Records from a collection
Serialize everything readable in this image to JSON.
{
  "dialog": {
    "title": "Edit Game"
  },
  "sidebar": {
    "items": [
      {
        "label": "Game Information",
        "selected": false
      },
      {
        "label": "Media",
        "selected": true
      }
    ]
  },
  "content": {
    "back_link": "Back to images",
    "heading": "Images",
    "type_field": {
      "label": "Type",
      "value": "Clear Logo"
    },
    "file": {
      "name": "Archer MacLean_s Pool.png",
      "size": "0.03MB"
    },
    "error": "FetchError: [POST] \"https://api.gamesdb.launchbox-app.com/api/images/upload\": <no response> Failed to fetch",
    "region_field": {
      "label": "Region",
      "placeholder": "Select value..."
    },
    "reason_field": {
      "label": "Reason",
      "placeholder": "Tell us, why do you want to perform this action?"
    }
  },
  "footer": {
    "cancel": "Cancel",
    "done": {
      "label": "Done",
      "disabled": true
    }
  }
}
---
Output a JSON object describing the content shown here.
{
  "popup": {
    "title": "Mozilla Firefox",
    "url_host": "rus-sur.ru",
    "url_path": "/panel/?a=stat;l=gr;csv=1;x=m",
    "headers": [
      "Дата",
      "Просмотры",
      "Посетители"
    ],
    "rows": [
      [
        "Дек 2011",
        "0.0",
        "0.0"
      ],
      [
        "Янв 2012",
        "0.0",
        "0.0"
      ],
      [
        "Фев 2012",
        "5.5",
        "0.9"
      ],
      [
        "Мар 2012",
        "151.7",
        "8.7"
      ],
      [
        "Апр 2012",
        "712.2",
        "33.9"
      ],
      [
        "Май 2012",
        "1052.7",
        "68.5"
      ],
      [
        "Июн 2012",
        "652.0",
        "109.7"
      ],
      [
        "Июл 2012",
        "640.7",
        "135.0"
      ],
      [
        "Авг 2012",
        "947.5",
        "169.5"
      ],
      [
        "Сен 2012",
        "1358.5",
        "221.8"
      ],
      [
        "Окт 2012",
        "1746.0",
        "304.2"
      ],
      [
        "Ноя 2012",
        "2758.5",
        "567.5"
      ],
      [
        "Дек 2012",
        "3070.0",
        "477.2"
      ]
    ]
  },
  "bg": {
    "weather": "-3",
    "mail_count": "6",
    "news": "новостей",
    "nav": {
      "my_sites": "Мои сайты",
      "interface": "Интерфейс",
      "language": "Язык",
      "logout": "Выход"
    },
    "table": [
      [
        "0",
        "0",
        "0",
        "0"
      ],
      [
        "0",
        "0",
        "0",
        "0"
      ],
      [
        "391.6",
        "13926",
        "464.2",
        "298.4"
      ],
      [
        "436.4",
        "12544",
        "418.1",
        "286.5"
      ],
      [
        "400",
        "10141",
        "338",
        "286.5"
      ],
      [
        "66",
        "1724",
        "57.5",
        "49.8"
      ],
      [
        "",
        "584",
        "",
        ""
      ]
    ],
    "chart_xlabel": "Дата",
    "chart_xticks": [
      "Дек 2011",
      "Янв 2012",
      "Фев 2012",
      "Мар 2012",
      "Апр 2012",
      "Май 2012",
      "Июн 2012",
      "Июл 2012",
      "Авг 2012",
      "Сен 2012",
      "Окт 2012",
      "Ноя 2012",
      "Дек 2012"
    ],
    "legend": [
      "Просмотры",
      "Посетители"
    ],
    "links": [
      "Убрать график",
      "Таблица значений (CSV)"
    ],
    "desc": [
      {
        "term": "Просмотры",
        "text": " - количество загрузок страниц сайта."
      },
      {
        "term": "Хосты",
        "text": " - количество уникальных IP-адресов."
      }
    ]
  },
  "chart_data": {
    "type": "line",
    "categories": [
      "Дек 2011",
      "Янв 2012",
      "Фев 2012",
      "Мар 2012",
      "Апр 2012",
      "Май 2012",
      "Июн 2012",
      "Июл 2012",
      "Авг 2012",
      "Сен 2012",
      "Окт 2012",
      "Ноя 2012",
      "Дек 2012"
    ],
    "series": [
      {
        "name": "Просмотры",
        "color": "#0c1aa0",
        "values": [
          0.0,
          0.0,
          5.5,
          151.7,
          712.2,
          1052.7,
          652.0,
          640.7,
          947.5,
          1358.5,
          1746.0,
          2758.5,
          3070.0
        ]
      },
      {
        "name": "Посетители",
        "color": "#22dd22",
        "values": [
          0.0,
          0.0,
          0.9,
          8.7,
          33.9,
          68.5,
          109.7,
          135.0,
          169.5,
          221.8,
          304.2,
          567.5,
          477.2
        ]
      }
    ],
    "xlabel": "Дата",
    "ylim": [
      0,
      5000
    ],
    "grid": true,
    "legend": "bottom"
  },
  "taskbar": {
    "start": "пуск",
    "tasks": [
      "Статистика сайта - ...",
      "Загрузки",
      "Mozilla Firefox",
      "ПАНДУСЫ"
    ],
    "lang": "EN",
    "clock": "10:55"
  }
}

* _Required work_: How many of the lines above include the word "text"? Respond with the number alone.

* _Written solution_: 2